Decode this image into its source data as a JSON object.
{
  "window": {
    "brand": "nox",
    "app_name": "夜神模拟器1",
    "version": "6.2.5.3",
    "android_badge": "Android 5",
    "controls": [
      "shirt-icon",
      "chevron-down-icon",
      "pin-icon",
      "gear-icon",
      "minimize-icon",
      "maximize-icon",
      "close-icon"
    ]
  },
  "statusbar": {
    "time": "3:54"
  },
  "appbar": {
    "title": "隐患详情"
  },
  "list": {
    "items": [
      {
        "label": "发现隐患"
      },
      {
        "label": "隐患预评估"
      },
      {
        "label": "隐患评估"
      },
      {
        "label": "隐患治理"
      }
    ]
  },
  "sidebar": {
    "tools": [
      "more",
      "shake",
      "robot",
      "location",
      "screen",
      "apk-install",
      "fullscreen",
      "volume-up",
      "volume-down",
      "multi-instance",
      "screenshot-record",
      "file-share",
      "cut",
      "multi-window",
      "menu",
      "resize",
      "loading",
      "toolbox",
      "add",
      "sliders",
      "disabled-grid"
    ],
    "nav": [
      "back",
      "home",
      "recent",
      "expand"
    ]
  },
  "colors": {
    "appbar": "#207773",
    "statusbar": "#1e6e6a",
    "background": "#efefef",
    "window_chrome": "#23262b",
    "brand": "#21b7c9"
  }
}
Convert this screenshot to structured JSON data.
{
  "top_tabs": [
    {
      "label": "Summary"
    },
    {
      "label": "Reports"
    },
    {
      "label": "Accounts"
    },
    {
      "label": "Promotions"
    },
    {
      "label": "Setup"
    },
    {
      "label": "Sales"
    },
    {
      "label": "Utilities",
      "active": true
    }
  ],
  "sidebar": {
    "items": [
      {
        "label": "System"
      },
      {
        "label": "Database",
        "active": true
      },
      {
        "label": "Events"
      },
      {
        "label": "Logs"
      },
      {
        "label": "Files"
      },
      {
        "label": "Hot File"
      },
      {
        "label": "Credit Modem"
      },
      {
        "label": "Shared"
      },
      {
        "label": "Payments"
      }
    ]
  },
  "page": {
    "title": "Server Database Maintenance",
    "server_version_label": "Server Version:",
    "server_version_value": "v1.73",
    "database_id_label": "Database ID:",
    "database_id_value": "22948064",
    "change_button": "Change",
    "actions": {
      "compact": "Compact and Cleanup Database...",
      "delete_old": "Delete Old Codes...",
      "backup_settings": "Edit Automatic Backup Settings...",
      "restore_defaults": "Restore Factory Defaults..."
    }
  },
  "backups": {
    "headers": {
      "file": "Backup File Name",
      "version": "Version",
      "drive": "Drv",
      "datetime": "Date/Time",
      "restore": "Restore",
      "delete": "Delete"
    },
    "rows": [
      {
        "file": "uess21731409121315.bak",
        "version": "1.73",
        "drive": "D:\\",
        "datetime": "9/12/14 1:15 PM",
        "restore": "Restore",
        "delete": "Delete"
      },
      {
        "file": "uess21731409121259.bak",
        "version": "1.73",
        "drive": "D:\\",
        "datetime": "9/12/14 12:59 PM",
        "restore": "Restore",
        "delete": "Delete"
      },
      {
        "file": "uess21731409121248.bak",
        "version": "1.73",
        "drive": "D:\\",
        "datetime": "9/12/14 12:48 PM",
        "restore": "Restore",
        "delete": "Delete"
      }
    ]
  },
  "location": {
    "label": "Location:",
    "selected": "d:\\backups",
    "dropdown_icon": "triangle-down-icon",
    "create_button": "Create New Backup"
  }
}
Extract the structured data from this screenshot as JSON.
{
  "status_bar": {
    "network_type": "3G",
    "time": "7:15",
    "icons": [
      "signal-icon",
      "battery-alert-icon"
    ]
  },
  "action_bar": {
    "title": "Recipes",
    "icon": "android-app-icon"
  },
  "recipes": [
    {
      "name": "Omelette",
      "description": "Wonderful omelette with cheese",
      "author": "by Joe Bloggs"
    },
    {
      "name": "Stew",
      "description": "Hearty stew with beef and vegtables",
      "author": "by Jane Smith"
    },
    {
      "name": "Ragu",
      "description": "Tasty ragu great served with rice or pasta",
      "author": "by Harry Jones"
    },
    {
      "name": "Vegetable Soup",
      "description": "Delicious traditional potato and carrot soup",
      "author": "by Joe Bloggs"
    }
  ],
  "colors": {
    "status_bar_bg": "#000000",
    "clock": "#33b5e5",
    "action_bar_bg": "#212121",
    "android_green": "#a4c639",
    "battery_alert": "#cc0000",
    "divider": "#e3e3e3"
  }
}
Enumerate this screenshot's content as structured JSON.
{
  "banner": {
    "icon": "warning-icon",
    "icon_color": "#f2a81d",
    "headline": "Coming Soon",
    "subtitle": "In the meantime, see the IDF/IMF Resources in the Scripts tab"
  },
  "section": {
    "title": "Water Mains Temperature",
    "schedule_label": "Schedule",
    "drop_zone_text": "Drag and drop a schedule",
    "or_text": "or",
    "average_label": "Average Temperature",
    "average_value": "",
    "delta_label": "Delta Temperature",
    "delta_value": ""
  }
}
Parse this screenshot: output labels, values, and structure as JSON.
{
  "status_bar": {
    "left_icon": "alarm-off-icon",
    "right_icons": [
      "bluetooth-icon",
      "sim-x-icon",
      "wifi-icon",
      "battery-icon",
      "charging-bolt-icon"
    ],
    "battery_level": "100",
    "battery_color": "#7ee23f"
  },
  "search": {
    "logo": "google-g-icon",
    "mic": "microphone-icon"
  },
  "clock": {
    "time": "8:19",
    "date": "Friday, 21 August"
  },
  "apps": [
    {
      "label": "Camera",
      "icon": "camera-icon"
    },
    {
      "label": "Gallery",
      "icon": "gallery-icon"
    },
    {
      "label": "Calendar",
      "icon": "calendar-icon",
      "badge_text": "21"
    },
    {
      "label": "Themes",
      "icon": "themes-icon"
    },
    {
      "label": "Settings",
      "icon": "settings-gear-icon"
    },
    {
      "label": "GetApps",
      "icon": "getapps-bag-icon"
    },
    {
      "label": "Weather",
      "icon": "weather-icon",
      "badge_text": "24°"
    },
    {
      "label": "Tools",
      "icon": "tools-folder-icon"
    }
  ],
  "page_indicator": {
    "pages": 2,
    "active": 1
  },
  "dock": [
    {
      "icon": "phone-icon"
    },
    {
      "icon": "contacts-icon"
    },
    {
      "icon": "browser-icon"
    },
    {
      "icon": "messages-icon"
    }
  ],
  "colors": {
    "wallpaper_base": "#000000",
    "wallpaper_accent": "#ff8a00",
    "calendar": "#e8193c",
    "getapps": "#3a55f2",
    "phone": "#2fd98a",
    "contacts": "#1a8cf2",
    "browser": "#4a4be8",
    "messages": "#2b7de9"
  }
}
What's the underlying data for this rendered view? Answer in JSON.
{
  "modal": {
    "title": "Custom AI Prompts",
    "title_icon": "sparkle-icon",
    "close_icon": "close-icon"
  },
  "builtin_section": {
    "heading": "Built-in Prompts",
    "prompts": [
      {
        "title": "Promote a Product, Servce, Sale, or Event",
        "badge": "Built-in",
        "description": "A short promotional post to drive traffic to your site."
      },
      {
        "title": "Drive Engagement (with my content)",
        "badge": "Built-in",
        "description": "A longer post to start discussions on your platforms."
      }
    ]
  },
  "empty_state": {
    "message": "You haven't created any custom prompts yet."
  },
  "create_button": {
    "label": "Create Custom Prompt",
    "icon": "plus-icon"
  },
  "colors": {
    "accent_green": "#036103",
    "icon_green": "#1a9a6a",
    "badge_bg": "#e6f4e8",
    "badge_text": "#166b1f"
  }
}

WRITTEN EXERCISE:
Please quote the records above exactly, without skipping a line.

FULL OUTPUT:
Decode this image into its source data as a JSON object.
{
  "window": {
    "brand": "nox",
    "app_name": "夜神模拟器1",
    "version": "6.2.5.3",
    "android_badge": "Android 5",
    "controls": [
      "shirt-icon",
      "chevron-down-icon",
      "pin-icon",
      "gear-icon",
      "minimize-icon",
      "maximize-icon",
      "close-icon"
    ]
  },
  "statusbar": {
    "time": "3:54"
  },
  "appbar": {
    "title": "隐患详情"
  },
  "list": {
    "items": [
      {
        "label": "发现隐患"
      },
      {
        "label": "隐患预评估"
      },
      {
        "label": "隐患评估"
      },
      {
        "label": "隐患治理"
      }
    ]
  },
  "sidebar": {
    "tools": [
      "more",
      "shake",
      "robot",
      "location",
      "screen",
      "apk-install",
      "fullscreen",
      "volume-up",
      "volume-down",
      "multi-instance",
      "screenshot-record",
      "file-share",
      "cut",
      "multi-window",
      "menu",
      "resize",
      "loading",
      "toolbox",
      "add",
      "sliders",
      "disabled-grid"
    ],
    "nav": [
      "back",
      "home",
      "recent",
      "expand"
    ]
  },
  "colors": {
    "appbar": "#207773",
    "statusbar": "#1e6e6a",
    "background": "#efefef",
    "window_chrome": "#23262b",
    "brand": "#21b7c9"
  }
}
Convert this screenshot to structured JSON data.
{
  "top_tabs": [
    {
      "label": "Summary"
    },
    {
      "label": "Reports"
    },
    {
      "label": "Accounts"
    },
    {
      "label": "Promotions"
    },
    {
      "label": "Setup"
    },
    {
      "label": "Sales"
    },
    {
      "label": "Utilities",
      "active": true
    }
  ],
  "sidebar": {
    "items": [
      {
        "label": "System"
      },
      {
        "label": "Database",
        "active": true
      },
      {
        "label": "Events"
      },
      {
        "label": "Logs"
      },
      {
        "label": "Files"
      },
      {
        "label": "Hot File"
      },
      {
        "label": "Credit Modem"
      },
      {
        "label": "Shared"
      },
      {
        "label": "Payments"
      }
    ]
  },
  "page": {
    "title": "Server Database Maintenance",
    "server_version_label": "Server Version:",
    "server_version_value": "v1.73",
    "database_id_label": "Database ID:",
    "database_id_value": "22948064",
    "change_button": "Change",
    "actions": {
      "compact": "Compact and Cleanup Database...",
      "delete_old": "Delete Old Codes...",
      "backup_settings": "Edit Automatic Backup Settings...",
      "restore_defaults": "Restore Factory Defaults..."
    }
  },
  "backups": {
    "headers": {
      "file": "Backup File Name",
      "version": "Version",
      "drive": "Drv",
      "datetime": "Date/Time",
      "restore": "Restore",
      "delete": "Delete"
    },
    "rows": [
      {
        "file": "uess21731409121315.bak",
        "version": "1.73",
        "drive": "D:\\",
        "datetime": "9/12/14 1:15 PM",
        "restore": "Restore",
        "delete": "Delete"
      },
      {
        "file": "uess21731409121259.bak",
        "version": "1.73",
        "drive": "D:\\",
        "datetime": "9/12/14 12:59 PM",
        "restore": "Restore",
        "delete": "Delete"
      },
      {
        "file": "uess21731409121248.bak",
        "version": "1.73",
        "drive": "D:\\",
        "datetime": "9/12/14 12:48 PM",
        "restore": "Restore",
        "delete": "Delete"
      }
    ]
  },
  "location": {
    "label": "Location:",
    "selected": "d:\\backups",
    "dropdown_icon": "triangle-down-icon",
    "create_button": "Create New Backup"
  }
}
Extract the structured data from this screenshot as JSON.
{
  "status_bar": {
    "network_type": "3G",
    "time": "7:15",
    "icons": [
      "signal-icon",
      "battery-alert-icon"
    ]
  },
  "action_bar": {
    "title": "Recipes",
    "icon": "android-app-icon"
  },
  "recipes": [
    {
      "name": "Omelette",
      "description": "Wonderful omelette with cheese",
      "author": "by Joe Bloggs"
    },
    {
      "name": "Stew",
      "description": "Hearty stew with beef and vegtables",
      "author": "by Jane Smith"
    },
    {
      "name": "Ragu",
      "description": "Tasty ragu great served with rice or pasta",
      "author": "by Harry Jones"
    },
    {
      "name": "Vegetable Soup",
      "description": "Delicious traditional potato and carrot soup",
      "author": "by Joe Bloggs"
    }
  ],
  "colors": {
    "status_bar_bg": "#000000",
    "clock": "#33b5e5",
    "action_bar_bg": "#212121",
    "android_green": "#a4c639",
    "battery_alert": "#cc0000",
    "divider": "#e3e3e3"
  }
}
Enumerate this screenshot's content as structured JSON.
{
  "banner": {
    "icon": "warning-icon",
    "icon_color": "#f2a81d",
    "headline": "Coming Soon",
    "subtitle": "In the meantime, see the IDF/IMF Resources in the Scripts tab"
  },
  "section": {
    "title": "Water Mains Temperature",
    "schedule_label": "Schedule",
    "drop_zone_text": "Drag and drop a schedule",
    "or_text": "or",
    "average_label": "Average Temperature",
    "average_value": "",
    "delta_label": "Delta Temperature",
    "delta_value": ""
  }
}
Parse this screenshot: output labels, values, and structure as JSON.
{
  "status_bar": {
    "left_icon": "alarm-off-icon",
    "right_icons": [
      "bluetooth-icon",
      "sim-x-icon",
      "wifi-icon",
      "battery-icon",
      "charging-bolt-icon"
    ],
    "battery_level": "100",
    "battery_color": "#7ee23f"
  },
  "search": {
    "logo": "google-g-icon",
    "mic": "microphone-icon"
  },
  "clock": {
    "time": "8:19",
    "date": "Friday, 21 August"
  },
  "apps": [
    {
      "label": "Camera",
      "icon": "camera-icon"
    },
    {
      "label": "Gallery",
      "icon": "gallery-icon"
    },
    {
      "label": "Calendar",
      "icon": "calendar-icon",
      "badge_text": "21"
    },
    {
      "label": "Themes",
      "icon": "themes-icon"
    },
    {
      "label": "Settings",
      "icon": "settings-gear-icon"
    },
    {
      "label": "GetApps",
      "icon": "getapps-bag-icon"
    },
    {
      "label": "Weather",
      "icon": "weather-icon",
      "badge_text": "24°"
    },
    {
      "label": "Tools",
      "icon": "tools-folder-icon"
    }
  ],
  "page_indicator": {
    "pages": 2,
    "active": 1
  },
  "dock": [
    {
      "icon": "phone-icon"
    },
    {
      "icon": "contacts-icon"
    },
    {
      "icon": "browser-icon"
    },
    {
      "icon": "messages-icon"
    }
  ],
  "colors": {
    "wallpaper_base": "#000000",
    "wallpaper_accent": "#ff8a00",
    "calendar": "#e8193c",
    "getapps": "#3a55f2",
    "phone": "#2fd98a",
    "contacts": "#1a8cf2",
    "browser": "#4a4be8",
    "messages": "#2b7de9"
  }
}
What's the underlying data for this rendered view? Answer in JSON.
{
  "modal": {
    "title": "Custom AI Prompts",
    "title_icon": "sparkle-icon",
    "close_icon": "close-icon"
  },
  "builtin_section": {
    "heading": "Built-in Prompts",
    "prompts": [
      {
        "title": "Promote a Product, Servce, Sale, or Event",
        "badge": "Built-in",
        "description": "A short promotional post to drive traffic to your site."
      },
      {
        "title": "Drive Engagement (with my content)",
        "badge": "Built-in",
        "description": "A longer post to start discussions on your platforms."
      }
    ]
  },
  "empty_state": {
    "message": "You haven't created any custom prompts yet."
  },
  "create_button": {
    "label": "Create Custom Prompt",
    "icon": "plus-icon"
  },
  "colors": {
    "accent_green": "#036103",
    "icon_green": "#1a9a6a",
    "badge_bg": "#e6f4e8",
    "badge_text": "#166b1f"
  }
}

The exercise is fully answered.